Report each line of the data that has "this" somewhere in it.

Start of Listed records

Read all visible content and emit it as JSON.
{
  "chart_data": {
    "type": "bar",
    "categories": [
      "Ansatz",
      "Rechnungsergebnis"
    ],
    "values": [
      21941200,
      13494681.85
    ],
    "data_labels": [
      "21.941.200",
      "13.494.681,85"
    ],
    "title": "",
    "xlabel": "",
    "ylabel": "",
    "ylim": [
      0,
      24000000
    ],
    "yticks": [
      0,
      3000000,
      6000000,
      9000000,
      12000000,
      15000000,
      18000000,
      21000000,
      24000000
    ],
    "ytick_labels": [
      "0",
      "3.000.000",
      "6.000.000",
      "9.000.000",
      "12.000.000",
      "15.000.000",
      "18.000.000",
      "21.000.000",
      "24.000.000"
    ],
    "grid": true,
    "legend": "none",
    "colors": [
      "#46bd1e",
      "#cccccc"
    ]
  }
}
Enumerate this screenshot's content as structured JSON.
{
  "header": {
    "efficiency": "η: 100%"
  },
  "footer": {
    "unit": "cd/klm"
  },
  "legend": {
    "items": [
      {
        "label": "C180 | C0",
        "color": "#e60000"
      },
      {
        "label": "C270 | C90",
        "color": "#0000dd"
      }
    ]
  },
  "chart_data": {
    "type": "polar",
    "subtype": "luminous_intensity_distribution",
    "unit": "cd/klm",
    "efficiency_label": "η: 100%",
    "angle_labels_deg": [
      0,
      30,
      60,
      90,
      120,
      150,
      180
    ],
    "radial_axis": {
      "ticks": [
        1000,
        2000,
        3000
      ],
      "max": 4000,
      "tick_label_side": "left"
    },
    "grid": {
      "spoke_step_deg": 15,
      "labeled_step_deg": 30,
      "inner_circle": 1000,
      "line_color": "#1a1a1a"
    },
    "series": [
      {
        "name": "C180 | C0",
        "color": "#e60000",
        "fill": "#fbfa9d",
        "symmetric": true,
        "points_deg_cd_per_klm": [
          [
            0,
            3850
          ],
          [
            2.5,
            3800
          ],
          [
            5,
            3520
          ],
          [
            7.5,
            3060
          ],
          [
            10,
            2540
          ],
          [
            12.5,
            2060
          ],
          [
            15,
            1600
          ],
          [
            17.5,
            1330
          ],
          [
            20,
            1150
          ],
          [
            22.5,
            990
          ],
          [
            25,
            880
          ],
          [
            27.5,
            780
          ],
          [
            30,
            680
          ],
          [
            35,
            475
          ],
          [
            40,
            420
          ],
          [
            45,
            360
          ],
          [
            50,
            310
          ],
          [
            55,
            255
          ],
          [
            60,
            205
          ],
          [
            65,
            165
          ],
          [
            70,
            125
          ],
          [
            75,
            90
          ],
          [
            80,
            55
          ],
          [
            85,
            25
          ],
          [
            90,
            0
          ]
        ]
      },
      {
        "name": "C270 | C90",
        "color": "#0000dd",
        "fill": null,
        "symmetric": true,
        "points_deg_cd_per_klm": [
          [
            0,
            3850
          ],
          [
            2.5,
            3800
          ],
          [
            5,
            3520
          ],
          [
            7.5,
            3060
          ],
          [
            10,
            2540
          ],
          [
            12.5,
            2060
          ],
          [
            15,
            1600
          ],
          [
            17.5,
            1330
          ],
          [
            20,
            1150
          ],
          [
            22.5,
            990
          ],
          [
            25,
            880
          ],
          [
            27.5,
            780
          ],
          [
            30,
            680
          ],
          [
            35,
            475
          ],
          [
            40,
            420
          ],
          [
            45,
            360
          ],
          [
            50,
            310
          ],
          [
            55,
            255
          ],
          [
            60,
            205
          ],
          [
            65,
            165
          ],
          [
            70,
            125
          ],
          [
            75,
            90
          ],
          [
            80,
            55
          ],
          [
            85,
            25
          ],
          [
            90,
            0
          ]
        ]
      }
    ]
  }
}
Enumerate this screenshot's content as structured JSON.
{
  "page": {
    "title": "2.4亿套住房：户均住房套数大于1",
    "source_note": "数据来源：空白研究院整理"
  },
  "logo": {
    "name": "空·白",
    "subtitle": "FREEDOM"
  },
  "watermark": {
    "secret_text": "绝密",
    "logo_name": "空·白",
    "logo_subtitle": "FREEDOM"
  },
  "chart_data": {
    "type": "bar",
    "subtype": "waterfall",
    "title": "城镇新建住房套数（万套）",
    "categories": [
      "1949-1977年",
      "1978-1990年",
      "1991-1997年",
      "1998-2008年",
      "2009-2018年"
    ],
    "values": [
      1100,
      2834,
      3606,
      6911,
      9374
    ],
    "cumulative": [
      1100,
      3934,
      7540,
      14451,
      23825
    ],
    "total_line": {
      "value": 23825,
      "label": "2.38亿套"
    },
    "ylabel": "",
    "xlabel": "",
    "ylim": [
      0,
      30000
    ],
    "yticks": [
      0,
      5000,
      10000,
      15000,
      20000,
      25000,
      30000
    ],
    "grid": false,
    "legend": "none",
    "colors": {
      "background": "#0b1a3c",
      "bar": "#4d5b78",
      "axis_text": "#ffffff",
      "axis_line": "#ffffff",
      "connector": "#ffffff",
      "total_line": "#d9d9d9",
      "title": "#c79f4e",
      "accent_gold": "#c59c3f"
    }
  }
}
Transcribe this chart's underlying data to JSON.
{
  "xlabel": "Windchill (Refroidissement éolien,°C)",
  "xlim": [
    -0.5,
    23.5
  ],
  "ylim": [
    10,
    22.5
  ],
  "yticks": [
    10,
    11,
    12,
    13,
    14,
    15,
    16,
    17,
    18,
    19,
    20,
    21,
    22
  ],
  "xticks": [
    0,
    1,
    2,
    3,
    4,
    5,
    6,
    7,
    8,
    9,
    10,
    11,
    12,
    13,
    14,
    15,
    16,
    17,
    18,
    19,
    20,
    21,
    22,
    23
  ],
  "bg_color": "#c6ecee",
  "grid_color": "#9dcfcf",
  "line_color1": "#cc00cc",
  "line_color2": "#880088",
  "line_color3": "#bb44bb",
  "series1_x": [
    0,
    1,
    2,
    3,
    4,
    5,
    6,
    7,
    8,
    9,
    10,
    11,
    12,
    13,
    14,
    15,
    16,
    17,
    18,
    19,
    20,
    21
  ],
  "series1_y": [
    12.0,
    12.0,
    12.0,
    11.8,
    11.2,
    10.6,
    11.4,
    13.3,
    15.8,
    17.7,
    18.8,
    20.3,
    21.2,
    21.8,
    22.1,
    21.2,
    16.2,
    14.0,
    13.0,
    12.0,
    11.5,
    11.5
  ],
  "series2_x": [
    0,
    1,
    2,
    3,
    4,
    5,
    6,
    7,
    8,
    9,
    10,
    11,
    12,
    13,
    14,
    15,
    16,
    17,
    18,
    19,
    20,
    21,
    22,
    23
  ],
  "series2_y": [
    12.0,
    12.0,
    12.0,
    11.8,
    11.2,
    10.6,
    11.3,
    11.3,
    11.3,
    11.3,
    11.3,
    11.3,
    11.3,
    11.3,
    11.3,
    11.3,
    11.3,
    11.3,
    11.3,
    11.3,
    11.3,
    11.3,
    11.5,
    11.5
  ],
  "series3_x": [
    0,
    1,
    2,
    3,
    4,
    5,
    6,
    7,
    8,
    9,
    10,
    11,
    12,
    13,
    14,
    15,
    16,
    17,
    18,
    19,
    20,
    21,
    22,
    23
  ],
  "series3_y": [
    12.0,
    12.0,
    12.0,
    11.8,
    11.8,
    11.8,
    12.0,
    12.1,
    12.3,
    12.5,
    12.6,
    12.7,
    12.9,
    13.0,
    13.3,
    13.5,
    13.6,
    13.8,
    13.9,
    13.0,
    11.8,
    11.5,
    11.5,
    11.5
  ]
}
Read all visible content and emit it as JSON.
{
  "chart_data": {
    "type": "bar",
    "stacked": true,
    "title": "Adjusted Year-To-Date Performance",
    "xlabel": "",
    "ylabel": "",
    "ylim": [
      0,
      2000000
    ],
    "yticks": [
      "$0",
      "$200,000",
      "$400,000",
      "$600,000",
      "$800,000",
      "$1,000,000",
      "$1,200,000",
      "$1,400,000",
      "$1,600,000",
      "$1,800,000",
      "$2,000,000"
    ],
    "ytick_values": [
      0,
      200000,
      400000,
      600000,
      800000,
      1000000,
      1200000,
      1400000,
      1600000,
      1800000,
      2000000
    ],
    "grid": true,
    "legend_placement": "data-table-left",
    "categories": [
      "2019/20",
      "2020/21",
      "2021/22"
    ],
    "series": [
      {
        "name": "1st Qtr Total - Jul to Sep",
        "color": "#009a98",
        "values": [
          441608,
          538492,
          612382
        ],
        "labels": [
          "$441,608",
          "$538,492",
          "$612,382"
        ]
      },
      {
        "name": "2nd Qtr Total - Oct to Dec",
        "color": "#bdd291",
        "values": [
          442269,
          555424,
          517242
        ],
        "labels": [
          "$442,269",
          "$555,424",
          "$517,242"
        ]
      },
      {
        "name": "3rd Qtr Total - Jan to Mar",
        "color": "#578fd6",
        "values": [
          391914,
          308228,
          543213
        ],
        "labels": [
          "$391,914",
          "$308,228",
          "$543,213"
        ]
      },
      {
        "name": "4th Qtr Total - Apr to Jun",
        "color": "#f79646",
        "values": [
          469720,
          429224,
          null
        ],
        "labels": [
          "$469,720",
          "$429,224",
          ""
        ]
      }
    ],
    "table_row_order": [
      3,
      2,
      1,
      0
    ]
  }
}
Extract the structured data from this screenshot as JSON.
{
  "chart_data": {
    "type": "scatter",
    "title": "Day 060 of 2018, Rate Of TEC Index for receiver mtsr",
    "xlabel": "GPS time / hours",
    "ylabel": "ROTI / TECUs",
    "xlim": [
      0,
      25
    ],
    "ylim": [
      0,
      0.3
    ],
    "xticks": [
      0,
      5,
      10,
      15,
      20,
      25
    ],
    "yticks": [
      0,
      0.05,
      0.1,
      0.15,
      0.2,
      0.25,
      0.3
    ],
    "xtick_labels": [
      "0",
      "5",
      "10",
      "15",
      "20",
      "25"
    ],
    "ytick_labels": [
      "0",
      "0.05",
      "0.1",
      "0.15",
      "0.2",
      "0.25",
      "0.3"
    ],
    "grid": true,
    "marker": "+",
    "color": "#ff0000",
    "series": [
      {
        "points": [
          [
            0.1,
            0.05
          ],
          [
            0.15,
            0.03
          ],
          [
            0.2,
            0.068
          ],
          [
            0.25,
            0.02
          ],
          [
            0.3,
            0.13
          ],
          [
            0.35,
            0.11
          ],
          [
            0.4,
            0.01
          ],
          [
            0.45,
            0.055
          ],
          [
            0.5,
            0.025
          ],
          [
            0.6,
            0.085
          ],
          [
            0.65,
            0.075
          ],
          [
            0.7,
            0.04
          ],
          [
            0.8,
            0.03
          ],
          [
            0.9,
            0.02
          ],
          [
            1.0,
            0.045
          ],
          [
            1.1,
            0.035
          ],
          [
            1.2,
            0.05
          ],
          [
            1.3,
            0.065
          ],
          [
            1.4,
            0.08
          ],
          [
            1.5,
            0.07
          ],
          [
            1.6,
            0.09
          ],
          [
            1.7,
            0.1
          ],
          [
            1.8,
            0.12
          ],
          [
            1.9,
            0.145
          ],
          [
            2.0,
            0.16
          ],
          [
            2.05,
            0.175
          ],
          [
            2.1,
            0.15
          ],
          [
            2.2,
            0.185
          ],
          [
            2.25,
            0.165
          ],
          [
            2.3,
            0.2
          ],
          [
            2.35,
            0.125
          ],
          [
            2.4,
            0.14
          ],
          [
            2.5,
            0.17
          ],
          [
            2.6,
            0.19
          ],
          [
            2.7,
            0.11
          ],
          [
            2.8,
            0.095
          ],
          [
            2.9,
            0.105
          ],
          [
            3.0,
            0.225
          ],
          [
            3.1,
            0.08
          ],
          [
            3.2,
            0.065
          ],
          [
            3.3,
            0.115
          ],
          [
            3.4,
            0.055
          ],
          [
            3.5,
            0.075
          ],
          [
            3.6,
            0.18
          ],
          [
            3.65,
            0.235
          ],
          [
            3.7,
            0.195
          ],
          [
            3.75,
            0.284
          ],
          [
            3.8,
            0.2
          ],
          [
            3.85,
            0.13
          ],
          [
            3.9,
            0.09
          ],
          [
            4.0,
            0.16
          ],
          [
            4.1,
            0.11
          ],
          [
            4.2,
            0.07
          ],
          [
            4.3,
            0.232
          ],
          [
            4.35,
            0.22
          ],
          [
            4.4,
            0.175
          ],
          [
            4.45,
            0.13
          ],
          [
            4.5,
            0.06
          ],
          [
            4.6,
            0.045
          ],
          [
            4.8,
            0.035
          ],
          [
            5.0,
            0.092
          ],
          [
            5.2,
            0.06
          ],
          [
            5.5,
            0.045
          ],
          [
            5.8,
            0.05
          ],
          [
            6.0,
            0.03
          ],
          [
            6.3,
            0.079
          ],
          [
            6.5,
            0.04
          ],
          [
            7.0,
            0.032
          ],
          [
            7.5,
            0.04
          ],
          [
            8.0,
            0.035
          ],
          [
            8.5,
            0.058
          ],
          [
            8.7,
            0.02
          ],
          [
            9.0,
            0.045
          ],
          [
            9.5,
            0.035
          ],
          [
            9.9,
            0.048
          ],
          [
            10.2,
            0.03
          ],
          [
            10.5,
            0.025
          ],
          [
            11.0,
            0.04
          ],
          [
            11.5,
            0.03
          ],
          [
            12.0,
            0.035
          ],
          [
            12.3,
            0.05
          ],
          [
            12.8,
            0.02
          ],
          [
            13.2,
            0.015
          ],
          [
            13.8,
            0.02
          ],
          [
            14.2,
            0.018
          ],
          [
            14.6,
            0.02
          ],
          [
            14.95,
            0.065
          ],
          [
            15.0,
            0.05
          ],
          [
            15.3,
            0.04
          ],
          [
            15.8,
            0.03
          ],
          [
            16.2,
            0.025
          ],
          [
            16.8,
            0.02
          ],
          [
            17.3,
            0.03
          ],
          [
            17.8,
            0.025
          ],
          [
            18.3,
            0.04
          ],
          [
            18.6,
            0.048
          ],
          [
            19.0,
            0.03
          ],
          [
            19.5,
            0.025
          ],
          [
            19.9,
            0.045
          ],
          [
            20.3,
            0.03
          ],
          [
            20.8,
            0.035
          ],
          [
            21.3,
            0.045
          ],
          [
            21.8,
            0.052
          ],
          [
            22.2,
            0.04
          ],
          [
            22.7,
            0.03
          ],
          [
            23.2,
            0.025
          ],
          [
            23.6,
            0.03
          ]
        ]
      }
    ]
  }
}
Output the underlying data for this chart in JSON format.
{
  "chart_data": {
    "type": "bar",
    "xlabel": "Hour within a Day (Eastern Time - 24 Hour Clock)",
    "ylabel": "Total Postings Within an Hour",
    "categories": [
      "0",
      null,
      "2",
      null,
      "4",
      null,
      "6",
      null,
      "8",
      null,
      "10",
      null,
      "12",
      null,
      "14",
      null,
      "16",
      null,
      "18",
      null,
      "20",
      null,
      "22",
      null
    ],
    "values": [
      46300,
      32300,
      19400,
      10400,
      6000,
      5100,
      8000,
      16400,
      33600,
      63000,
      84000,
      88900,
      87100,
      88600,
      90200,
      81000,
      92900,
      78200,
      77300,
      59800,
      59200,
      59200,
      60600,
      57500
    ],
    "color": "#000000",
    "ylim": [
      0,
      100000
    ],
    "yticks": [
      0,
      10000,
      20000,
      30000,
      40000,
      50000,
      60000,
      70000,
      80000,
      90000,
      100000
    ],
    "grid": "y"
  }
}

End of Listed records

Task result>
Enumerate this screenshot's content as structured JSON.
Enumerate this screenshot's content as structured JSON.
Transcribe this chart's underlying data to JSON.
Extract the structured data from this screenshot as JSON.
Output the underlying data for this chart in JSON format.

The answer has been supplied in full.